▶ Instructions to follow: Work out the number of lines with "metrics" in them. Reply with that number and no other words.

***** Records shown

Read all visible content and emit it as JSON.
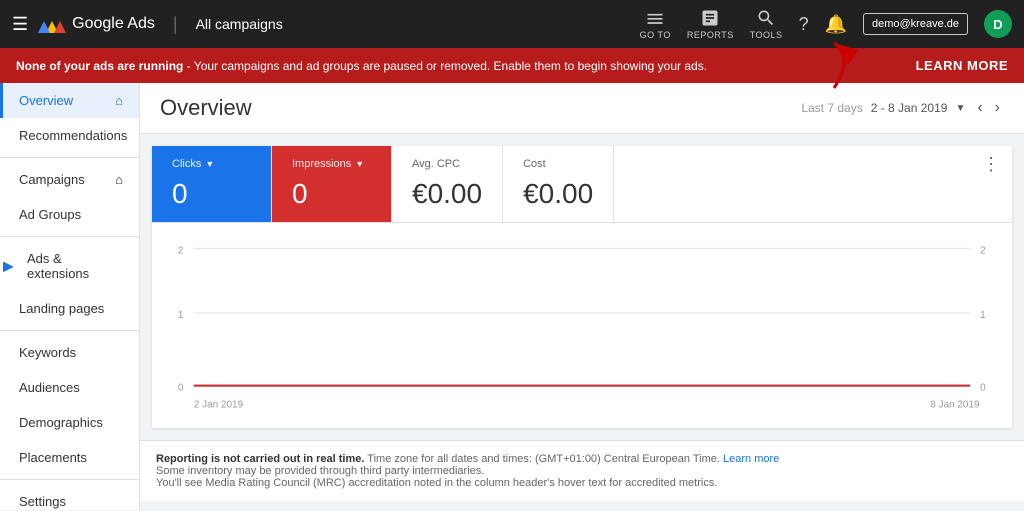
{
  "topNav": {
    "hamburger": "≡",
    "appName": "Google Ads",
    "divider": "|",
    "pageTitle": "All campaigns",
    "goTo": "GO TO",
    "reports": "REPORTS",
    "tools": "TOOLS",
    "userEmail": "demo@kreave.de",
    "userInitial": "D"
  },
  "alertBar": {
    "boldText": "None of your ads are running",
    "message": " - Your campaigns and ad groups are paused or removed. Enable them to begin showing your ads.",
    "learnMore": "LEARN MORE"
  },
  "sidebar": {
    "items": [
      {
        "label": "Overview",
        "active": true,
        "hasHome": true
      },
      {
        "label": "Recommendations",
        "active": false,
        "hasHome": false
      },
      {
        "label": "Campaigns",
        "active": false,
        "hasHome": true
      },
      {
        "label": "Ad Groups",
        "active": false,
        "hasHome": false
      },
      {
        "label": "Ads & extensions",
        "active": false,
        "hasArrow": true
      },
      {
        "label": "Landing pages",
        "active": false,
        "hasHome": false
      },
      {
        "label": "Keywords",
        "active": false,
        "hasHome": false
      },
      {
        "label": "Audiences",
        "active": false,
        "hasHome": false
      },
      {
        "label": "Demographics",
        "active": false,
        "hasHome": false
      },
      {
        "label": "Placements",
        "active": false,
        "hasHome": false
      },
      {
        "label": "Settings",
        "active": false,
        "hasHome": false
      }
    ]
  },
  "content": {
    "title": "Overview",
    "dateLabel": "Last 7 days",
    "dateRange": "2 - 8 Jan 2019",
    "metrics": [
      {
        "label": "Clicks",
        "value": "0",
        "type": "blue",
        "hasDropdown": true
      },
      {
        "label": "Impressions",
        "value": "0",
        "type": "red",
        "hasDropdown": true
      },
      {
        "label": "Avg. CPC",
        "value": "€0.00",
        "type": "plain"
      },
      {
        "label": "Cost",
        "value": "€0.00",
        "type": "plain"
      }
    ],
    "chart": {
      "yLabels": [
        "2",
        "1",
        "0"
      ],
      "xLabels": [
        "2 Jan 2019",
        "8 Jan 2019"
      ],
      "yRight": [
        "2",
        "1",
        "0"
      ]
    }
  },
  "footer": {
    "line1Bold": "Reporting is not carried out in real time.",
    "line1": " Time zone for all dates and times: (GMT+01:00) Central European Time. ",
    "line1Link": "Learn more",
    "line2": "Some inventory may be provided through third party intermediaries.",
    "line3": "You'll see Media Rating Council (MRC) accreditation noted in the column header's hover text for accredited metrics."
  }
}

**********

▶ Exercise result: 2